» RECORD EXTRACTS:
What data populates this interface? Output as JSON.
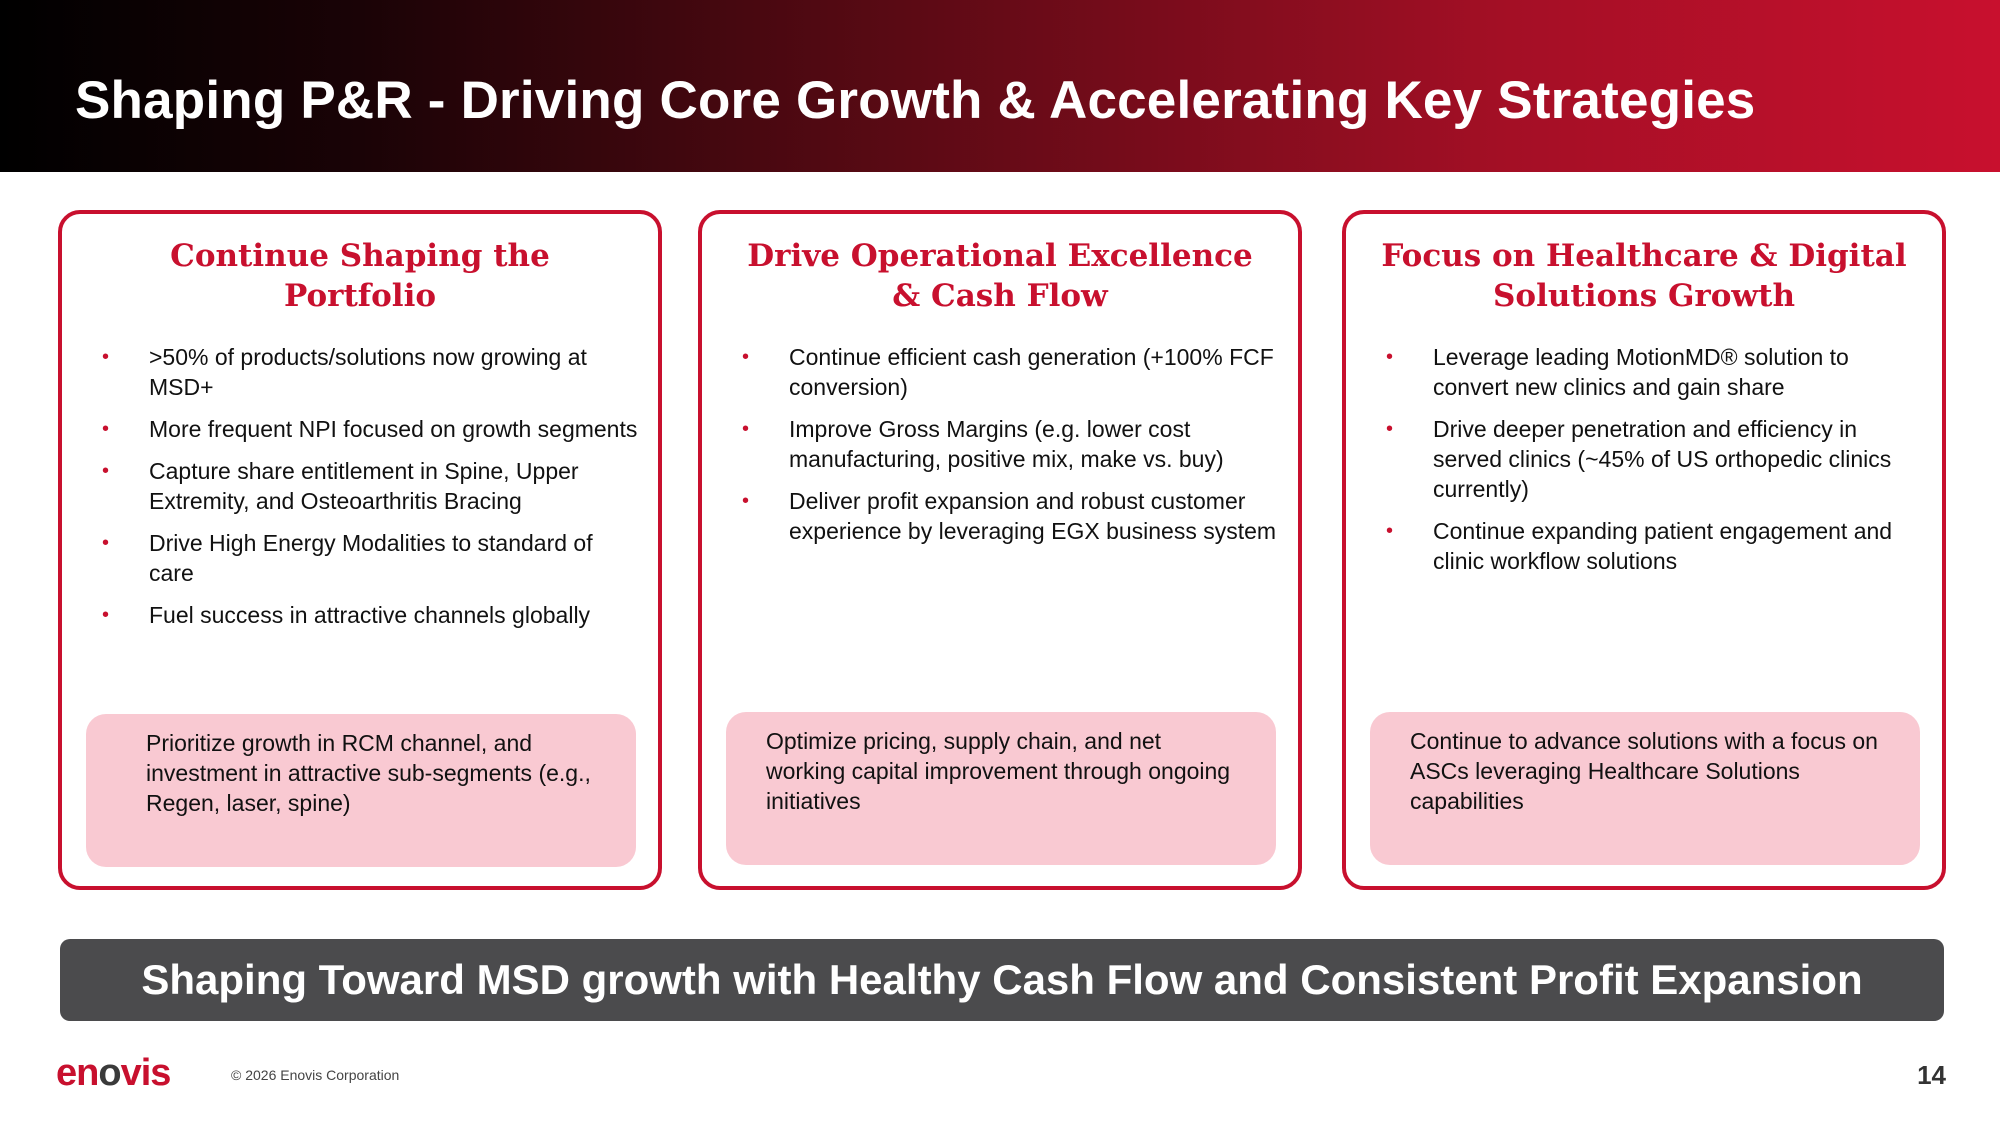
{
  "slide": {
    "title": "Shaping P&R - Driving Core Growth & Accelerating Key Strategies",
    "accent_color": "#c8102e",
    "note_color": "#f9c9d2",
    "banner_color": "#4b4b4d"
  },
  "cards": [
    {
      "heading": "Continue Shaping the Portfolio",
      "bullets": [
        ">50% of products/solutions now growing at MSD+",
        "More frequent NPI focused on growth segments",
        "Capture share entitlement in Spine, Upper Extremity, and Osteoarthritis Bracing",
        "Drive High Energy Modalities to standard of care",
        "Fuel success in attractive channels globally"
      ],
      "note": "Prioritize growth in RCM channel, and investment in attractive sub-segments (e.g., Regen, laser, spine)"
    },
    {
      "heading": "Drive Operational Excellence & Cash Flow",
      "bullets": [
        "Continue efficient cash generation (+100% FCF conversion)",
        "Improve Gross Margins (e.g. lower cost manufacturing, positive mix, make vs. buy)",
        "Deliver profit expansion and robust customer experience by leveraging EGX business system"
      ],
      "note": "Optimize pricing, supply chain, and net working capital improvement through ongoing initiatives"
    },
    {
      "heading": "Focus on Healthcare & Digital Solutions Growth",
      "bullets": [
        "Leverage leading MotionMD® solution to convert new clinics and gain share",
        "Drive deeper penetration and efficiency in served clinics (~45% of US orthopedic clinics currently)",
        "Continue expanding patient engagement and clinic workflow solutions"
      ],
      "note": "Continue to advance solutions with a focus on ASCs leveraging Healthcare Solutions capabilities"
    }
  ],
  "banner": "Shaping Toward MSD growth with Healthy Cash Flow and Consistent Profit Expansion",
  "footer": {
    "logo_text_a": "en",
    "logo_text_o": "o",
    "logo_text_b": "vis",
    "copyright": "© 2026 Enovis Corporation",
    "page_number": "14"
  }
}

» PROBLEM STATEMENT: Omit the pictures and reproduce the listing exactly.

» THE COMPLETED TASK:
What data populates this interface? Output as JSON.
{
  "slide": {
    "title": "Shaping P&R - Driving Core Growth & Accelerating Key Strategies",
    "accent_color": "#c8102e",
    "note_color": "#f9c9d2",
    "banner_color": "#4b4b4d"
  },
  "cards": [
    {
      "heading": "Continue Shaping the Portfolio",
      "bullets": [
        ">50% of products/solutions now growing at MSD+",
        "More frequent NPI focused on growth segments",
        "Capture share entitlement in Spine, Upper Extremity, and Osteoarthritis Bracing",
        "Drive High Energy Modalities to standard of care",
        "Fuel success in attractive channels globally"
      ],
      "note": "Prioritize growth in RCM channel, and investment in attractive sub-segments (e.g., Regen, laser, spine)"
    },
    {
      "heading": "Drive Operational Excellence & Cash Flow",
      "bullets": [
        "Continue efficient cash generation (+100% FCF conversion)",
        "Improve Gross Margins (e.g. lower cost manufacturing, positive mix, make vs. buy)",
        "Deliver profit expansion and robust customer experience by leveraging EGX business system"
      ],
      "note": "Optimize pricing, supply chain, and net working capital improvement through ongoing initiatives"
    },
    {
      "heading": "Focus on Healthcare & Digital Solutions Growth",
      "bullets": [
        "Leverage leading MotionMD® solution to convert new clinics and gain share",
        "Drive deeper penetration and efficiency in served clinics (~45% of US orthopedic clinics currently)",
        "Continue expanding patient engagement and clinic workflow solutions"
      ],
      "note": "Continue to advance solutions with a focus on ASCs leveraging Healthcare Solutions capabilities"
    }
  ],
  "banner": "Shaping Toward MSD growth with Healthy Cash Flow and Consistent Profit Expansion",
  "footer": {
    "logo_text_a": "en",
    "logo_text_o": "o",
    "logo_text_b": "vis",
    "copyright": "© 2026 Enovis Corporation",
    "page_number": "14"
  }
}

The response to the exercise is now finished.